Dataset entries
* start *

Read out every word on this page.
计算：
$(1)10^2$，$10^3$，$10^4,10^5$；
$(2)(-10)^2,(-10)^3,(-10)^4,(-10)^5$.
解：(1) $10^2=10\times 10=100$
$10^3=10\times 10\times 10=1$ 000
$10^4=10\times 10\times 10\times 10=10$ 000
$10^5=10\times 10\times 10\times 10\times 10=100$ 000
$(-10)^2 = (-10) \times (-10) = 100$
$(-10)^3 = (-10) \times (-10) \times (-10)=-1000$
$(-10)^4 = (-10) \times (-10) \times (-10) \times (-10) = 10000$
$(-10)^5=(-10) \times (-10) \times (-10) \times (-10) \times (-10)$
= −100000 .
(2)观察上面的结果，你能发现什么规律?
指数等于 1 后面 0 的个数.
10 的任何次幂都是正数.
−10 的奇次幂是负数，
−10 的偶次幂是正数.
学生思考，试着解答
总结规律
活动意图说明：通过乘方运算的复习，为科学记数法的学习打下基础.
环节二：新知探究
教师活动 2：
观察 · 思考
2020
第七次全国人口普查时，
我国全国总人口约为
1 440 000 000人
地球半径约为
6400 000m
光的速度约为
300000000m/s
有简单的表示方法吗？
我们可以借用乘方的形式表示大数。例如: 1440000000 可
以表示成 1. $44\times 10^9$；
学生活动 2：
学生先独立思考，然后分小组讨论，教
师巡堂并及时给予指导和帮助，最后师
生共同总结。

* end *

» SHORT EXERCISE
Exact output of every entry is required.

» EXERCISE ANSWER
Read out every word on this page.
计算：
$(1)10^2$，$10^3$，$10^4,10^5$；
$(2)(-10)^2,(-10)^3,(-10)^4,(-10)^5$.
解：(1) $10^2=10\times 10=100$
$10^3=10\times 10\times 10=1$ 000
$10^4=10\times 10\times 10\times 10=10$ 000
$10^5=10\times 10\times 10\times 10\times 10=100$ 000
$(-10)^2 = (-10) \times (-10) = 100$
$(-10)^3 = (-10) \times (-10) \times (-10)=-1000$
$(-10)^4 = (-10) \times (-10) \times (-10) \times (-10) = 10000$
$(-10)^5=(-10) \times (-10) \times (-10) \times (-10) \times (-10)$
= −100000 .
(2)观察上面的结果，你能发现什么规律?
指数等于 1 后面 0 的个数.
10 的任何次幂都是正数.
−10 的奇次幂是负数，
−10 的偶次幂是正数.
学生思考，试着解答
总结规律
活动意图说明：通过乘方运算的复习，为科学记数法的学习打下基础.
环节二：新知探究
教师活动 2：
观察 · 思考
2020
第七次全国人口普查时，
我国全国总人口约为
1 440 000 000人
地球半径约为
6400 000m
光的速度约为
300000000m/s
有简单的表示方法吗？
我们可以借用乘方的形式表示大数。例如: 1440000000 可
以表示成 1. $44\times 10^9$；
学生活动 2：
学生先独立思考，然后分小组讨论，教
师巡堂并及时给予指导和帮助，最后师
生共同总结。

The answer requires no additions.